Your task - Each entry has to be copied exactly, with nothing missed.

Record set -
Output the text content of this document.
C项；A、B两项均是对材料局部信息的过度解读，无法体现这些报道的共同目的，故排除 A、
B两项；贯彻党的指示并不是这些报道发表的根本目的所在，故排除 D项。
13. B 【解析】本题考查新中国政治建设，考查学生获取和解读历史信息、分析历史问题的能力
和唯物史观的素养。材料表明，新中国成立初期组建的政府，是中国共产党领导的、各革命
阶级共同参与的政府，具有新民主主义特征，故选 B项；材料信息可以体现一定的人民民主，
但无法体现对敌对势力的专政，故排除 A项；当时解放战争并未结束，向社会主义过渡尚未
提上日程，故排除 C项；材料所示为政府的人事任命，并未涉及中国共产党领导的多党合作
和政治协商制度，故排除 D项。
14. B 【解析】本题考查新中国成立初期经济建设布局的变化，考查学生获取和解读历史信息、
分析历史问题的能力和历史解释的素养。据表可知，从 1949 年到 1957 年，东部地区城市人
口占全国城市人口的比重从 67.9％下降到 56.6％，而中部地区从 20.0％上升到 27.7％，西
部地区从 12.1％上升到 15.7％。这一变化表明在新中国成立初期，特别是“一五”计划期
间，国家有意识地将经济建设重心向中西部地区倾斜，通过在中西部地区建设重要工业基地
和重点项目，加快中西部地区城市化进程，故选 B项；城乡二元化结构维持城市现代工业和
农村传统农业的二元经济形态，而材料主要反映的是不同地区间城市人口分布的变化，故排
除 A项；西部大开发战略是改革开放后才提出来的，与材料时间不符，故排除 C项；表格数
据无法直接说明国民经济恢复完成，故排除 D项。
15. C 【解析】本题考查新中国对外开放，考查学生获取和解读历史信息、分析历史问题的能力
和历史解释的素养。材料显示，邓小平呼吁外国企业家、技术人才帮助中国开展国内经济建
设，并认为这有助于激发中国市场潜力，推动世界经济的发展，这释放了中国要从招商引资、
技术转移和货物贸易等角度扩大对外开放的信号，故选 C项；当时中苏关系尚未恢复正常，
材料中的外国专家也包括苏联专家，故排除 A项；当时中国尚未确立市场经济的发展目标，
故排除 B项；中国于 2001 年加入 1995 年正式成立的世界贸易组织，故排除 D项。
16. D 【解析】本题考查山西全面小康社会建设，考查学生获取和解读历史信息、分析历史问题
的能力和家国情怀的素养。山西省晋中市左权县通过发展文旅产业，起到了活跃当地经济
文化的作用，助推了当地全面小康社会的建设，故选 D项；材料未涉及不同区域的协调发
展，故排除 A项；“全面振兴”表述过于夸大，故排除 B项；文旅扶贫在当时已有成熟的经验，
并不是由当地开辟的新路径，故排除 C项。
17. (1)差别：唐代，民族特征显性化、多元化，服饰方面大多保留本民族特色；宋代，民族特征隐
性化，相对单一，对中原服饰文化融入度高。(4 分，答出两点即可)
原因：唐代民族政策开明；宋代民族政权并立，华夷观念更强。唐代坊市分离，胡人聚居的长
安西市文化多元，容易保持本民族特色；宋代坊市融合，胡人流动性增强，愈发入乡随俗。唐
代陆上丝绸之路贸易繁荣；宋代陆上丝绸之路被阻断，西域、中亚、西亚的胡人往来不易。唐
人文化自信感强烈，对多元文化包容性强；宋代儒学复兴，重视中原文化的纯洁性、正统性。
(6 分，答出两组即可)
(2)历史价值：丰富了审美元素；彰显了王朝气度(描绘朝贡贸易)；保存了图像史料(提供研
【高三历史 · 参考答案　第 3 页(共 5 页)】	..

Answer to the task -
Output the text content of this document.
C项；A、B两项均是对材料局部信息的过度解读，无法体现这些报道的共同目的，故排除 A、
B两项；贯彻党的指示并不是这些报道发表的根本目的所在，故排除 D项。
13. B 【解析】本题考查新中国政治建设，考查学生获取和解读历史信息、分析历史问题的能力
和唯物史观的素养。材料表明，新中国成立初期组建的政府，是中国共产党领导的、各革命
阶级共同参与的政府，具有新民主主义特征，故选 B项；材料信息可以体现一定的人民民主，
但无法体现对敌对势力的专政，故排除 A项；当时解放战争并未结束，向社会主义过渡尚未
提上日程，故排除 C项；材料所示为政府的人事任命，并未涉及中国共产党领导的多党合作
和政治协商制度，故排除 D项。
14. B 【解析】本题考查新中国成立初期经济建设布局的变化，考查学生获取和解读历史信息、
分析历史问题的能力和历史解释的素养。据表可知，从 1949 年到 1957 年，东部地区城市人
口占全国城市人口的比重从 67.9％下降到 56.6％，而中部地区从 20.0％上升到 27.7％，西
部地区从 12.1％上升到 15.7％。这一变化表明在新中国成立初期，特别是“一五”计划期
间，国家有意识地将经济建设重心向中西部地区倾斜，通过在中西部地区建设重要工业基地
和重点项目，加快中西部地区城市化进程，故选 B项；城乡二元化结构维持城市现代工业和
农村传统农业的二元经济形态，而材料主要反映的是不同地区间城市人口分布的变化，故排
除 A项；西部大开发战略是改革开放后才提出来的，与材料时间不符，故排除 C项；表格数
据无法直接说明国民经济恢复完成，故排除 D项。
15. C 【解析】本题考查新中国对外开放，考查学生获取和解读历史信息、分析历史问题的能力
和历史解释的素养。材料显示，邓小平呼吁外国企业家、技术人才帮助中国开展国内经济建
设，并认为这有助于激发中国市场潜力，推动世界经济的发展，这释放了中国要从招商引资、
技术转移和货物贸易等角度扩大对外开放的信号，故选 C项；当时中苏关系尚未恢复正常，
材料中的外国专家也包括苏联专家，故排除 A项；当时中国尚未确立市场经济的发展目标，
故排除 B项；中国于 2001 年加入 1995 年正式成立的世界贸易组织，故排除 D项。
16. D 【解析】本题考查山西全面小康社会建设，考查学生获取和解读历史信息、分析历史问题
的能力和家国情怀的素养。山西省晋中市左权县通过发展文旅产业，起到了活跃当地经济
文化的作用，助推了当地全面小康社会的建设，故选 D项；材料未涉及不同区域的协调发
展，故排除 A项；“全面振兴”表述过于夸大，故排除 B项；文旅扶贫在当时已有成熟的经验，
并不是由当地开辟的新路径，故排除 C项。
17. (1)差别：唐代，民族特征显性化、多元化，服饰方面大多保留本民族特色；宋代，民族特征隐
性化，相对单一，对中原服饰文化融入度高。(4 分，答出两点即可)
原因：唐代民族政策开明；宋代民族政权并立，华夷观念更强。唐代坊市分离，胡人聚居的长
安西市文化多元，容易保持本民族特色；宋代坊市融合，胡人流动性增强，愈发入乡随俗。唐
代陆上丝绸之路贸易繁荣；宋代陆上丝绸之路被阻断，西域、中亚、西亚的胡人往来不易。唐
人文化自信感强烈，对多元文化包容性强；宋代儒学复兴，重视中原文化的纯洁性、正统性。
(6 分，答出两组即可)
(2)历史价值：丰富了审美元素；彰显了王朝气度(描绘朝贡贸易)；保存了图像史料(提供研
【高三历史 · 参考答案　第 3 页(共 5 页)】	..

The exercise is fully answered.